» **REQUIREMENT**:
Every record that follows must be duplicated exactly, with images left out.

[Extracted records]
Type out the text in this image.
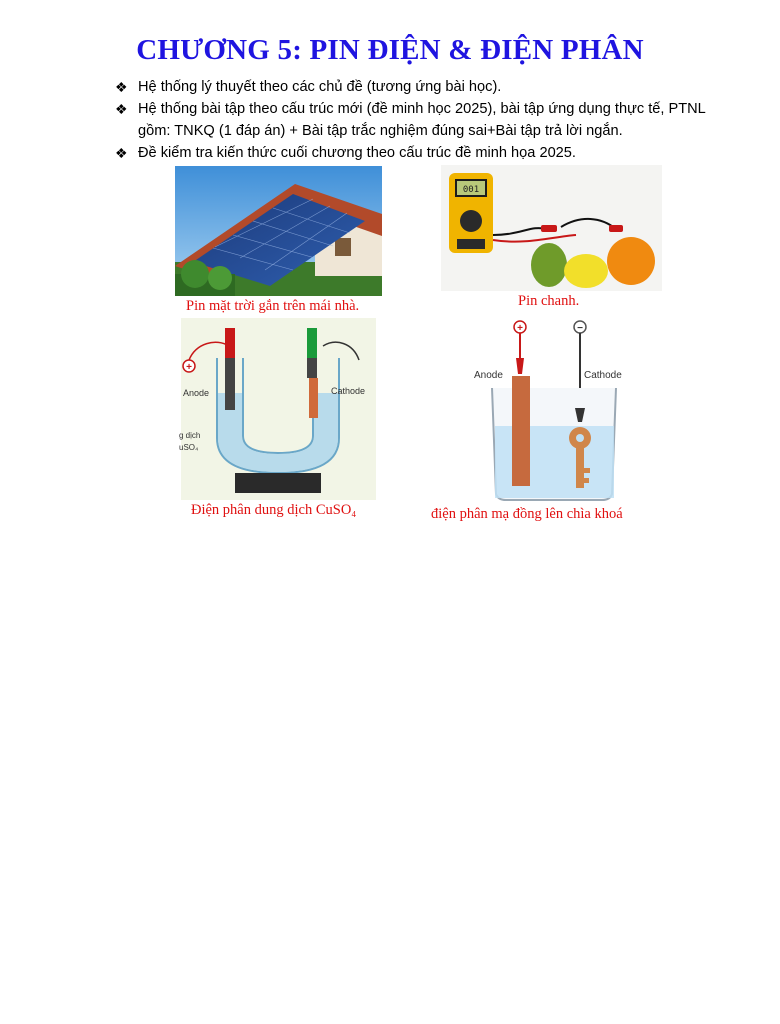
CHƯƠNG 5: PIN ĐIỆN & ĐIỆN PHÂN
❖ Hệ thống lý thuyết theo các chủ đề (tương ứng bài học).
❖ Hệ thống bài tập theo cấu trúc mới (đề minh học 2025), bài tập ứng dụng thực tế, PTNL gồm: TNKQ (1 đáp án) + Bài tập trắc nghiệm đúng sai+Bài tập trả lời ngắn.
❖ Đề kiểm tra kiến thức cuối chương theo cấu trúc đề minh họa 2025.
Pin mặt trời gắn trên mái nhà.
001
Pin chanh.
+
Anode	Cathode
g dịch
uSO₄
Điện phân dung dịch CuSO₄
+	−
Anode	Cathode
điện phân mạ đồng lên chìa khoá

» **TASK RESULT**:
Type out the text in this image.
CHƯƠNG 5: PIN ĐIỆN & ĐIỆN PHÂN
❖ Hệ thống lý thuyết theo các chủ đề (tương ứng bài học).
❖ Hệ thống bài tập theo cấu trúc mới (đề minh học 2025), bài tập ứng dụng thực tế, PTNL gồm: TNKQ (1 đáp án) + Bài tập trắc nghiệm đúng sai+Bài tập trả lời ngắn.
❖ Đề kiểm tra kiến thức cuối chương theo cấu trúc đề minh họa 2025.
Pin mặt trời gắn trên mái nhà.
001
Pin chanh.
+
Anode	Cathode
g dịch
uSO₄
Điện phân dung dịch CuSO₄
+	−
Anode	Cathode
điện phân mạ đồng lên chìa khoá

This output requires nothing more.